■ **Required work**: Where a line of the material contains the string "think", copy that line.

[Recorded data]
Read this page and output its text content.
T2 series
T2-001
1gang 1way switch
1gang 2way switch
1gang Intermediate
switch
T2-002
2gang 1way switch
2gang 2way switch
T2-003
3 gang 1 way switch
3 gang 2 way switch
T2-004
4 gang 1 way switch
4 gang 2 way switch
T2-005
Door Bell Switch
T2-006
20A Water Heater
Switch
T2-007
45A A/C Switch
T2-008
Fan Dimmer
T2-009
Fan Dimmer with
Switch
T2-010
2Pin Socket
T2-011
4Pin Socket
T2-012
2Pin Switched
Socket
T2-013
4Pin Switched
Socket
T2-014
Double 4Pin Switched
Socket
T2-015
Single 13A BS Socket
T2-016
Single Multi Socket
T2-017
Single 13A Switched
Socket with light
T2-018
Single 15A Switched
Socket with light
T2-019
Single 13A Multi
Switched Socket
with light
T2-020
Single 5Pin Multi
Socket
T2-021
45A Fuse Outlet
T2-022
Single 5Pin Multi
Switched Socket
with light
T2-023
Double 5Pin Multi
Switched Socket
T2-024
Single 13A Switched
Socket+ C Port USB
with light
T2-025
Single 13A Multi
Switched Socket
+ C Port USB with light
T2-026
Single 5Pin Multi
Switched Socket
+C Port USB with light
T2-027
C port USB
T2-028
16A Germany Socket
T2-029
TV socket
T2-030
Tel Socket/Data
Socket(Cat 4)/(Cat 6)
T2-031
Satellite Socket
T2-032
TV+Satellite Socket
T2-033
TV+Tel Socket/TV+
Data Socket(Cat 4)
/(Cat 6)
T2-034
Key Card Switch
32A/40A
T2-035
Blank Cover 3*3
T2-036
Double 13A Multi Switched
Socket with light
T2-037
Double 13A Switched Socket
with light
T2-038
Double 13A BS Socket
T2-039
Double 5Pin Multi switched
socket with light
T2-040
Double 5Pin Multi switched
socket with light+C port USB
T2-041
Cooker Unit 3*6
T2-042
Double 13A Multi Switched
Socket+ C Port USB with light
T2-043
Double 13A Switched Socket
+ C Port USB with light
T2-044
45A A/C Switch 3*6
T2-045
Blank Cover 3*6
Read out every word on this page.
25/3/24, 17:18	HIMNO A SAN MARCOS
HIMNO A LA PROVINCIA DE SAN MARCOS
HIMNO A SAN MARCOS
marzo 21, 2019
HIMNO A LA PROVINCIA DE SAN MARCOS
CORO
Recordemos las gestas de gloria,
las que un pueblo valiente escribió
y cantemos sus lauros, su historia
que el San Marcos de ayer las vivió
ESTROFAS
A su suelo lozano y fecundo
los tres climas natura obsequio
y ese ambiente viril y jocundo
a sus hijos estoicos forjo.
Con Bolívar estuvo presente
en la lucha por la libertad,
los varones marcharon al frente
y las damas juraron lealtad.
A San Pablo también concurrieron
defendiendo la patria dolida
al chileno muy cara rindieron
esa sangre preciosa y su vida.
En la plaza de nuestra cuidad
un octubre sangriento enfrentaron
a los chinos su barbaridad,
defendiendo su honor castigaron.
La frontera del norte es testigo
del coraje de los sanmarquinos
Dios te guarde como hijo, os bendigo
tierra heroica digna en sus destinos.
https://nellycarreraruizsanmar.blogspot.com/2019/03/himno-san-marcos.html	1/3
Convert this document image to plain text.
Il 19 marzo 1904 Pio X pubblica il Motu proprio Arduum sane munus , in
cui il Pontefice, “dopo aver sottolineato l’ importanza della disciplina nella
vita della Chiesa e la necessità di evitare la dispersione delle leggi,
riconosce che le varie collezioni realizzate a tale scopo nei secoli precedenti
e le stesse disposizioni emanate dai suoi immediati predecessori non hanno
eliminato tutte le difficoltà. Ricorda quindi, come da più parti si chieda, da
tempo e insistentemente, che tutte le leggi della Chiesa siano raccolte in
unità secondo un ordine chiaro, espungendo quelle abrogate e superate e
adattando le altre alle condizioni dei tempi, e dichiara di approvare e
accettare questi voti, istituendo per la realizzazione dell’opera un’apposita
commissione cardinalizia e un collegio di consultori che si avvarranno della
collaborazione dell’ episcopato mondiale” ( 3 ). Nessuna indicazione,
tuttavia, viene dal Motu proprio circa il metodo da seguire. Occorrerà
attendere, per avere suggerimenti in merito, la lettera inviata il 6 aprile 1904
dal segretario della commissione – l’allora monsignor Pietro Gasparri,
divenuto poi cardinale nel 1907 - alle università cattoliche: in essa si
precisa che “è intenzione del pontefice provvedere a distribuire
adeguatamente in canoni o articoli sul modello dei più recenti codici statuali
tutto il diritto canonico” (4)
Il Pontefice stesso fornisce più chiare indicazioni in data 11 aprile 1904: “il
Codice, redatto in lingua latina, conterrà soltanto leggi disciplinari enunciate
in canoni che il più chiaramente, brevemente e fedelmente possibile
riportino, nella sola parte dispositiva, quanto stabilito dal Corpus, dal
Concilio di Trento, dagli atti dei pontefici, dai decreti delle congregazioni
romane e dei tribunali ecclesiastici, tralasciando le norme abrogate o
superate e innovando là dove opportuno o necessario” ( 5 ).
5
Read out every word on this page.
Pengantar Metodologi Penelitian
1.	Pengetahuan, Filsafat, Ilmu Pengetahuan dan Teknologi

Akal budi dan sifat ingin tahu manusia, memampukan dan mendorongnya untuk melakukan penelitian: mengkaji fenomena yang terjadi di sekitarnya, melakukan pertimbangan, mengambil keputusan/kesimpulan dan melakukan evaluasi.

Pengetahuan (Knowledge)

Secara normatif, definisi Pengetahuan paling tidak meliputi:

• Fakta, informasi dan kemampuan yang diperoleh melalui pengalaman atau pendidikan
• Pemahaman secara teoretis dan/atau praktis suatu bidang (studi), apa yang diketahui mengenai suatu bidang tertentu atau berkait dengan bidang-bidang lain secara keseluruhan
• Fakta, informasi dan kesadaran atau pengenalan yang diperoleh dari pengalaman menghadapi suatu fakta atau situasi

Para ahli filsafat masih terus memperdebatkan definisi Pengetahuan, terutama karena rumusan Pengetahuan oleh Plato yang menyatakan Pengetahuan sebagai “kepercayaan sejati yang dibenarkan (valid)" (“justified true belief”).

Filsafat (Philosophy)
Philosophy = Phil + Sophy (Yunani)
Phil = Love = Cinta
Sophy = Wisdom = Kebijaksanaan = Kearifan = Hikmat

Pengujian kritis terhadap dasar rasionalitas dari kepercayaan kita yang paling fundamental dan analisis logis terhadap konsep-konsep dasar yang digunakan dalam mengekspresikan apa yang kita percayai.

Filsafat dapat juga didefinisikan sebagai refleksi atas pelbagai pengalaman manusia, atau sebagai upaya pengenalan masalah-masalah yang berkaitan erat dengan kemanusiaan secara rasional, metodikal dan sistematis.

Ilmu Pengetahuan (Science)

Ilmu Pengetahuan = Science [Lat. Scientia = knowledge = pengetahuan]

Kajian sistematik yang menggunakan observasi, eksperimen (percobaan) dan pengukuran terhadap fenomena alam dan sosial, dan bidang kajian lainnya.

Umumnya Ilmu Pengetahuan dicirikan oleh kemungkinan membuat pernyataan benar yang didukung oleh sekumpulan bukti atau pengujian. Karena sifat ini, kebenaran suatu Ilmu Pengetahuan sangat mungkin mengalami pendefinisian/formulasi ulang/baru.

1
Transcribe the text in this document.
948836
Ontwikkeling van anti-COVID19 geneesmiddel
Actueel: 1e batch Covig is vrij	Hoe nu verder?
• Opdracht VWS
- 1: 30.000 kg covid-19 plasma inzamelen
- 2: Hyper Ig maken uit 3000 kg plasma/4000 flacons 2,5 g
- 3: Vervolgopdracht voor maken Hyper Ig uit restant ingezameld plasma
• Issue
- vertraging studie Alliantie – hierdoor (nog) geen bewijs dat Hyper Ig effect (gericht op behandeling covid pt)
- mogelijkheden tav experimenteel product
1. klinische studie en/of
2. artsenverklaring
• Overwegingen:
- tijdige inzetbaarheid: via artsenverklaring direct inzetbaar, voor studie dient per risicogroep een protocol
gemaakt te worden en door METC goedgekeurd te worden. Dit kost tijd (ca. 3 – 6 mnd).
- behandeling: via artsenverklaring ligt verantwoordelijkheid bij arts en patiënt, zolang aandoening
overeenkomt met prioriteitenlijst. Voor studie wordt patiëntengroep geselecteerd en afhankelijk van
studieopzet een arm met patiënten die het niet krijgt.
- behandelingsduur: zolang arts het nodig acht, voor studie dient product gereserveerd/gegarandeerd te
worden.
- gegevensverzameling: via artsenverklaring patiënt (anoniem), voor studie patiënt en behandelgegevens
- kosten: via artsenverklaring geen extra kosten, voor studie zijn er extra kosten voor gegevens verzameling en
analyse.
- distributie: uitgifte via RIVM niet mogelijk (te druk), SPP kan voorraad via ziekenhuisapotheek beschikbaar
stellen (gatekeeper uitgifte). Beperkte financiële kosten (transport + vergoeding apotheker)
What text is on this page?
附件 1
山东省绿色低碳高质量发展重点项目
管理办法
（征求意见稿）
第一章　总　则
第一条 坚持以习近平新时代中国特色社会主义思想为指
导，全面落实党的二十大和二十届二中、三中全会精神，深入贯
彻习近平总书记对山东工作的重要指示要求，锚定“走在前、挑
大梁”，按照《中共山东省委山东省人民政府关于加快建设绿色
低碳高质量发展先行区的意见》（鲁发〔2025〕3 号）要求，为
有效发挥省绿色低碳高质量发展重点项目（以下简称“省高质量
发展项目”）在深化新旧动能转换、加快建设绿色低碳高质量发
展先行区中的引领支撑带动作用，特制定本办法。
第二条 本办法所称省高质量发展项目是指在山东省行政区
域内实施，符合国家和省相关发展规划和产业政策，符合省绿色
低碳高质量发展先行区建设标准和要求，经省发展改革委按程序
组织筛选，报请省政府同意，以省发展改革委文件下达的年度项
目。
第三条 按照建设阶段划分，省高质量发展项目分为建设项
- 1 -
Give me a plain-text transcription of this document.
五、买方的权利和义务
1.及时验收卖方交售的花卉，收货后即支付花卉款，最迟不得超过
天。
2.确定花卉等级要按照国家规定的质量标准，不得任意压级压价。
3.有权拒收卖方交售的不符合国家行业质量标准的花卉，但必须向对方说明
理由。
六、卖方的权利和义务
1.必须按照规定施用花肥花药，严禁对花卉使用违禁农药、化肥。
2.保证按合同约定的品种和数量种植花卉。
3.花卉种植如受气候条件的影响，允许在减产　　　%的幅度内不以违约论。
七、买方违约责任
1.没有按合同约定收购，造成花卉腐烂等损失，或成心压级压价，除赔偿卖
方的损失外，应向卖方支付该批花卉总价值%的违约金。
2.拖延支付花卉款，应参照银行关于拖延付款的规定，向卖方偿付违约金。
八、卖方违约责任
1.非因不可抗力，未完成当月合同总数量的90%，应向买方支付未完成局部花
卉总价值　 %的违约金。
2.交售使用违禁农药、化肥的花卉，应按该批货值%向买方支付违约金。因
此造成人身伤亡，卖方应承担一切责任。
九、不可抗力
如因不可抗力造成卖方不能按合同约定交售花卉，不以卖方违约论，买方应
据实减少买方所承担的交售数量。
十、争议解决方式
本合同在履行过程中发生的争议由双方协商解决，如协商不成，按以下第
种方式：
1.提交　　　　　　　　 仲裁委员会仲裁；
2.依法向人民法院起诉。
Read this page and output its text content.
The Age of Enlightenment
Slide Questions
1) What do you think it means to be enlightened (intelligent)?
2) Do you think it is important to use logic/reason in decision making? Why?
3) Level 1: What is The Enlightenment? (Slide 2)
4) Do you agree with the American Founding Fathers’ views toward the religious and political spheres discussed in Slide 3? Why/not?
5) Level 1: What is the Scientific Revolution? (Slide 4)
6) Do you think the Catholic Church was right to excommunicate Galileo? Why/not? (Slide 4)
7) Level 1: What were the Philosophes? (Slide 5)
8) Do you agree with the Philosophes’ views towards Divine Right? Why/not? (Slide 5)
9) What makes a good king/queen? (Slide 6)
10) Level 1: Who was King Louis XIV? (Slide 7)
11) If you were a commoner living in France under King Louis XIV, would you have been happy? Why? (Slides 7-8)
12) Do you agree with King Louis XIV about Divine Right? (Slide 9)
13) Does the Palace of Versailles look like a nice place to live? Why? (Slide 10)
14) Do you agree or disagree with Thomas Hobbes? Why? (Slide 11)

■ **Final result**:
1) What do you think it means to be enlightened (intelligent)?
2) Do you think it is important to use logic/reason in decision making? Why?
6) Do you think the Catholic Church was right to excommunicate Galileo? Why/not? (Slide 4)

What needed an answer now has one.